Check each line of the material below for "date", then copy the ones that contain it.

□ □ □ □

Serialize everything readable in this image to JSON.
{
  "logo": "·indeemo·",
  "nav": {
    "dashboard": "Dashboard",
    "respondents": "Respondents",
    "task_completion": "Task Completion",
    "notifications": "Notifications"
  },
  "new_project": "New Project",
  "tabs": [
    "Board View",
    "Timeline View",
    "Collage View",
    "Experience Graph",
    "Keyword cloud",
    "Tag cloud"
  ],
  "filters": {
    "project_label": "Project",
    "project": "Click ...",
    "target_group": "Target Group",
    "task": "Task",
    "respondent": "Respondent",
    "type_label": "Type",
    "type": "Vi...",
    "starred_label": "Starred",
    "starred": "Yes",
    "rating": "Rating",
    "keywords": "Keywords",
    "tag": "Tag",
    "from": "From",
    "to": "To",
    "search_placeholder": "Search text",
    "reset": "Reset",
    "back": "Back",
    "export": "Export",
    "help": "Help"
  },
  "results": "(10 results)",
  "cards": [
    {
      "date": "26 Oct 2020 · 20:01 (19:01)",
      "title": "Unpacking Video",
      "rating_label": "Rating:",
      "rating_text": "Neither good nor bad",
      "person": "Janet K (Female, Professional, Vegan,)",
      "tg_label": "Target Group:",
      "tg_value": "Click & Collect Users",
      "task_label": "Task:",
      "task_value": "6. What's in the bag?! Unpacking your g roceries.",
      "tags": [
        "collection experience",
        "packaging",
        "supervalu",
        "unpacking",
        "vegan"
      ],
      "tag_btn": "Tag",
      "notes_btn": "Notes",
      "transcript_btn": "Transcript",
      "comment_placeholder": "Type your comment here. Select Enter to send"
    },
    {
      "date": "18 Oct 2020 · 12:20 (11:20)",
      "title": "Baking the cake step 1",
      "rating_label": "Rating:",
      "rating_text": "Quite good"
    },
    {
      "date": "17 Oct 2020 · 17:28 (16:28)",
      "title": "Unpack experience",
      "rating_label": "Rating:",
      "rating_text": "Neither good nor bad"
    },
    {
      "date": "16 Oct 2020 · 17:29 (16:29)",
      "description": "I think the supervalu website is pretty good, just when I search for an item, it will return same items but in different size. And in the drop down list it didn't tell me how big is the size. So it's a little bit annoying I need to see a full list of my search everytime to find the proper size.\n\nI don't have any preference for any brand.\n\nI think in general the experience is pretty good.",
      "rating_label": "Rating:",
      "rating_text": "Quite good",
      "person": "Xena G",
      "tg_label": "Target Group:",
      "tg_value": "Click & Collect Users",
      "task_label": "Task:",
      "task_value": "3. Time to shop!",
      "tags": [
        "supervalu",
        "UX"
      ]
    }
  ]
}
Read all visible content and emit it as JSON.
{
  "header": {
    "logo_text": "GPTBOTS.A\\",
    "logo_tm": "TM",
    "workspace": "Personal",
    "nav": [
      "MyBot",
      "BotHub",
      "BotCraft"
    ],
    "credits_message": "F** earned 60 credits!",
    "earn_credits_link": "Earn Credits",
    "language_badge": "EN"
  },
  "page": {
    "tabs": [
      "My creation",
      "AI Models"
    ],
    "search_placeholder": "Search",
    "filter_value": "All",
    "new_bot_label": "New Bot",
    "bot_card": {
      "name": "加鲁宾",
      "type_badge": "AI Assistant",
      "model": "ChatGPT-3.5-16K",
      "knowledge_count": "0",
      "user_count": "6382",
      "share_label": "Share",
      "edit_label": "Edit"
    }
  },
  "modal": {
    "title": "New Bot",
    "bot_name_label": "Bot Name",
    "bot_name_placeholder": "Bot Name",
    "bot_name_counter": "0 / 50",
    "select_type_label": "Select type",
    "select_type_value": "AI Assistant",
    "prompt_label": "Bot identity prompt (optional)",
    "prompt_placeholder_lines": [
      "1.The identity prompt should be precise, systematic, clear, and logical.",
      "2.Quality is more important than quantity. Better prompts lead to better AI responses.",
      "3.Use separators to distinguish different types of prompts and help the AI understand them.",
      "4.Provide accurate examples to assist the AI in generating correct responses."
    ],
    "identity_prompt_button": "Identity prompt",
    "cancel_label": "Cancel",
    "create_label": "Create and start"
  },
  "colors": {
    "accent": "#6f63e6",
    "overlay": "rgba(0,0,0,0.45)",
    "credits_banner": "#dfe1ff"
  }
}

□ □ □ □

◆ **Result for this exercise**
      "date": "26 Oct 2020 · 20:01 (19:01)",
      "date": "18 Oct 2020 · 12:20 (11:20)",
      "date": "17 Oct 2020 · 17:28 (16:28)",
      "date": "16 Oct 2020 · 17:29 (16:29)",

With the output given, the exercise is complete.